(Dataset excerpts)
::::

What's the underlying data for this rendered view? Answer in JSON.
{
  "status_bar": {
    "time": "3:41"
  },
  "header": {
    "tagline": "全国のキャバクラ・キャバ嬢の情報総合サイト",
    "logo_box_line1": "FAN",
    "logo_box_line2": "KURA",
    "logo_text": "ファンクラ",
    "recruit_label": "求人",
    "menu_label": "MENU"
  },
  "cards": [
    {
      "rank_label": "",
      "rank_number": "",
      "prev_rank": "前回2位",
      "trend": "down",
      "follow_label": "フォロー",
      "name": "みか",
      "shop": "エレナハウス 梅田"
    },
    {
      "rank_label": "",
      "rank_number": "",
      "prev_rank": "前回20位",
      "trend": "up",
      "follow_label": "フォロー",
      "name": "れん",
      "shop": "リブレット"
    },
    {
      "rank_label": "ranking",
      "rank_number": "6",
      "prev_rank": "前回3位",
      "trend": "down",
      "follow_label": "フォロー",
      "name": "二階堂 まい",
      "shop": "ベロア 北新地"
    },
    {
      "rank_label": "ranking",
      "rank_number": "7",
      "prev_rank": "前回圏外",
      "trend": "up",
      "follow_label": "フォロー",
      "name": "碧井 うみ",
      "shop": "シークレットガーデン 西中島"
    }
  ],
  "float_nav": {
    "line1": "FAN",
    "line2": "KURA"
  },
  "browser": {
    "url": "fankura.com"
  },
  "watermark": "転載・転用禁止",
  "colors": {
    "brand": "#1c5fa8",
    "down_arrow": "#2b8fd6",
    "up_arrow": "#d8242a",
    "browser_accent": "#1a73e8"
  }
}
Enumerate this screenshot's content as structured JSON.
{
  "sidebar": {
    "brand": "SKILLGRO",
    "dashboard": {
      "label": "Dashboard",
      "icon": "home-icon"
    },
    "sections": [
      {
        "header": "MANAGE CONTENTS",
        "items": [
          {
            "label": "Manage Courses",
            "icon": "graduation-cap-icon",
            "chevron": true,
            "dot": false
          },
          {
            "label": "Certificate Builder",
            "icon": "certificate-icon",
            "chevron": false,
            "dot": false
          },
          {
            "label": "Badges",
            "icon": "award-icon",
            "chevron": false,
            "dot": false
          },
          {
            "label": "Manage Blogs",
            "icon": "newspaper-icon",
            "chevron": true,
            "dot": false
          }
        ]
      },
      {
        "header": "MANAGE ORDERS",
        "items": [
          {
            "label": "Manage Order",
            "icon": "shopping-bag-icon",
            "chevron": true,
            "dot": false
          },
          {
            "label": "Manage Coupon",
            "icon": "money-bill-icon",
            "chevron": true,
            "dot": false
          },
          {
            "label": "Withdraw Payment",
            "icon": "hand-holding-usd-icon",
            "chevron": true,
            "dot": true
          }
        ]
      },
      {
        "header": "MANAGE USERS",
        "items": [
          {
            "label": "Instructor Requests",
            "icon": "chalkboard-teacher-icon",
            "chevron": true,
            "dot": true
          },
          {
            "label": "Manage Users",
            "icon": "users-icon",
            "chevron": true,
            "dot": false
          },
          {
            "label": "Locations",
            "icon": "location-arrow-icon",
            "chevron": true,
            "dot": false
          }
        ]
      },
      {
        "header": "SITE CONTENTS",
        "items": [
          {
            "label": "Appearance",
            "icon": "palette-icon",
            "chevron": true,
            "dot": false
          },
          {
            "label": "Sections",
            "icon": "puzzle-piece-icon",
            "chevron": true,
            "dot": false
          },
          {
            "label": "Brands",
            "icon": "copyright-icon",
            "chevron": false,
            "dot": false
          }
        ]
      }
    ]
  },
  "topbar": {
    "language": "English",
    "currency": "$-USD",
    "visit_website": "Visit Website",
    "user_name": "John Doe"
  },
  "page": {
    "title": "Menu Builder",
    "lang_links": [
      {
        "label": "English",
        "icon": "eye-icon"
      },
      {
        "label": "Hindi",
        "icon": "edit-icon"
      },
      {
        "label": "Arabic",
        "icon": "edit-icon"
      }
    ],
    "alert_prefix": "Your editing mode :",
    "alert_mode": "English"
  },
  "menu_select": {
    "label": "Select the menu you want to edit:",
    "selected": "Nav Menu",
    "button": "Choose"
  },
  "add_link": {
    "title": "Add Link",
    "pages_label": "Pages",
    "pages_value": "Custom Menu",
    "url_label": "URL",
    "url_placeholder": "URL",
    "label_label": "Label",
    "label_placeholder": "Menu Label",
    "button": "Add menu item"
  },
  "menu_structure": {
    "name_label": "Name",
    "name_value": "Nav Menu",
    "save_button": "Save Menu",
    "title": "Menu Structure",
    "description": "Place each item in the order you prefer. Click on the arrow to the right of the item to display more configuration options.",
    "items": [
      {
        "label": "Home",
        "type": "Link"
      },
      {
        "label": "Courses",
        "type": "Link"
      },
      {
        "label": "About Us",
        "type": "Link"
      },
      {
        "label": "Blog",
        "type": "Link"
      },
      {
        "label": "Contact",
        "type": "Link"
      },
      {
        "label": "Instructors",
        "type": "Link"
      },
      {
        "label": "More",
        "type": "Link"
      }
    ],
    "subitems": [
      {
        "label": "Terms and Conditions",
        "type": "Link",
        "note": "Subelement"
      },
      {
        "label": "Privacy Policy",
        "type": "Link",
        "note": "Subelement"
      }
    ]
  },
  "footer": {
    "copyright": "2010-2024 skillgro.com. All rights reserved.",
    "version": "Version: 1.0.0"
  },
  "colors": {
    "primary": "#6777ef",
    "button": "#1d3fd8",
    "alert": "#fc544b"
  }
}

::::

**Stated problem**
Quote all the records. Keep every word exact.

**Solution**
What's the underlying data for this rendered view? Answer in JSON.
{
  "status_bar": {
    "time": "3:41"
  },
  "header": {
    "tagline": "全国のキャバクラ・キャバ嬢の情報総合サイト",
    "logo_box_line1": "FAN",
    "logo_box_line2": "KURA",
    "logo_text": "ファンクラ",
    "recruit_label": "求人",
    "menu_label": "MENU"
  },
  "cards": [
    {
      "rank_label": "",
      "rank_number": "",
      "prev_rank": "前回2位",
      "trend": "down",
      "follow_label": "フォロー",
      "name": "みか",
      "shop": "エレナハウス 梅田"
    },
    {
      "rank_label": "",
      "rank_number": "",
      "prev_rank": "前回20位",
      "trend": "up",
      "follow_label": "フォロー",
      "name": "れん",
      "shop": "リブレット"
    },
    {
      "rank_label": "ranking",
      "rank_number": "6",
      "prev_rank": "前回3位",
      "trend": "down",
      "follow_label": "フォロー",
      "name": "二階堂 まい",
      "shop": "ベロア 北新地"
    },
    {
      "rank_label": "ranking",
      "rank_number": "7",
      "prev_rank": "前回圏外",
      "trend": "up",
      "follow_label": "フォロー",
      "name": "碧井 うみ",
      "shop": "シークレットガーデン 西中島"
    }
  ],
  "float_nav": {
    "line1": "FAN",
    "line2": "KURA"
  },
  "browser": {
    "url": "fankura.com"
  },
  "watermark": "転載・転用禁止",
  "colors": {
    "brand": "#1c5fa8",
    "down_arrow": "#2b8fd6",
    "up_arrow": "#d8242a",
    "browser_accent": "#1a73e8"
  }
}
Enumerate this screenshot's content as structured JSON.
{
  "sidebar": {
    "brand": "SKILLGRO",
    "dashboard": {
      "label": "Dashboard",
      "icon": "home-icon"
    },
    "sections": [
      {
        "header": "MANAGE CONTENTS",
        "items": [
          {
            "label": "Manage Courses",
            "icon": "graduation-cap-icon",
            "chevron": true,
            "dot": false
          },
          {
            "label": "Certificate Builder",
            "icon": "certificate-icon",
            "chevron": false,
            "dot": false
          },
          {
            "label": "Badges",
            "icon": "award-icon",
            "chevron": false,
            "dot": false
          },
          {
            "label": "Manage Blogs",
            "icon": "newspaper-icon",
            "chevron": true,
            "dot": false
          }
        ]
      },
      {
        "header": "MANAGE ORDERS",
        "items": [
          {
            "label": "Manage Order",
            "icon": "shopping-bag-icon",
            "chevron": true,
            "dot": false
          },
          {
            "label": "Manage Coupon",
            "icon": "money-bill-icon",
            "chevron": true,
            "dot": false
          },
          {
            "label": "Withdraw Payment",
            "icon": "hand-holding-usd-icon",
            "chevron": true,
            "dot": true
          }
        ]
      },
      {
        "header": "MANAGE USERS",
        "items": [
          {
            "label": "Instructor Requests",
            "icon": "chalkboard-teacher-icon",
            "chevron": true,
            "dot": true
          },
          {
            "label": "Manage Users",
            "icon": "users-icon",
            "chevron": true,
            "dot": false
          },
          {
            "label": "Locations",
            "icon": "location-arrow-icon",
            "chevron": true,
            "dot": false
          }
        ]
      },
      {
        "header": "SITE CONTENTS",
        "items": [
          {
            "label": "Appearance",
            "icon": "palette-icon",
            "chevron": true,
            "dot": false
          },
          {
            "label": "Sections",
            "icon": "puzzle-piece-icon",
            "chevron": true,
            "dot": false
          },
          {
            "label": "Brands",
            "icon": "copyright-icon",
            "chevron": false,
            "dot": false
          }
        ]
      }
    ]
  },
  "topbar": {
    "language": "English",
    "currency": "$-USD",
    "visit_website": "Visit Website",
    "user_name": "John Doe"
  },
  "page": {
    "title": "Menu Builder",
    "lang_links": [
      {
        "label": "English",
        "icon": "eye-icon"
      },
      {
        "label": "Hindi",
        "icon": "edit-icon"
      },
      {
        "label": "Arabic",
        "icon": "edit-icon"
      }
    ],
    "alert_prefix": "Your editing mode :",
    "alert_mode": "English"
  },
  "menu_select": {
    "label": "Select the menu you want to edit:",
    "selected": "Nav Menu",
    "button": "Choose"
  },
  "add_link": {
    "title": "Add Link",
    "pages_label": "Pages",
    "pages_value": "Custom Menu",
    "url_label": "URL",
    "url_placeholder": "URL",
    "label_label": "Label",
    "label_placeholder": "Menu Label",
    "button": "Add menu item"
  },
  "menu_structure": {
    "name_label": "Name",
    "name_value": "Nav Menu",
    "save_button": "Save Menu",
    "title": "Menu Structure",
    "description": "Place each item in the order you prefer. Click on the arrow to the right of the item to display more configuration options.",
    "items": [
      {
        "label": "Home",
        "type": "Link"
      },
      {
        "label": "Courses",
        "type": "Link"
      },
      {
        "label": "About Us",
        "type": "Link"
      },
      {
        "label": "Blog",
        "type": "Link"
      },
      {
        "label": "Contact",
        "type": "Link"
      },
      {
        "label": "Instructors",
        "type": "Link"
      },
      {
        "label": "More",
        "type": "Link"
      }
    ],
    "subitems": [
      {
        "label": "Terms and Conditions",
        "type": "Link",
        "note": "Subelement"
      },
      {
        "label": "Privacy Policy",
        "type": "Link",
        "note": "Subelement"
      }
    ]
  },
  "footer": {
    "copyright": "2010-2024 skillgro.com. All rights reserved.",
    "version": "Version: 1.0.0"
  },
  "colors": {
    "primary": "#6777ef",
    "button": "#1d3fd8",
    "alert": "#fc544b"
  }
}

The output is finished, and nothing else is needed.